Problem:
Without omitting anything, retype the data that follows.

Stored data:
▶

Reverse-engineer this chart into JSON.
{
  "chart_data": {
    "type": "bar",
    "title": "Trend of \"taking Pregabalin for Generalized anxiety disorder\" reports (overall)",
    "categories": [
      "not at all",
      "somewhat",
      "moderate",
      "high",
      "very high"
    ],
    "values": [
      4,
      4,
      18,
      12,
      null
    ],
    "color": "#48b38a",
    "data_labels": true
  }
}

◀

Full output:
Reverse-engineer this chart into JSON.
{
  "chart_data": {
    "type": "bar",
    "title": "Trend of \"taking Pregabalin for Generalized anxiety disorder\" reports (overall)",
    "categories": [
      "not at all",
      "somewhat",
      "moderate",
      "high",
      "very high"
    ],
    "values": [
      4,
      4,
      18,
      12,
      null
    ],
    "color": "#48b38a",
    "data_labels": true
  }
}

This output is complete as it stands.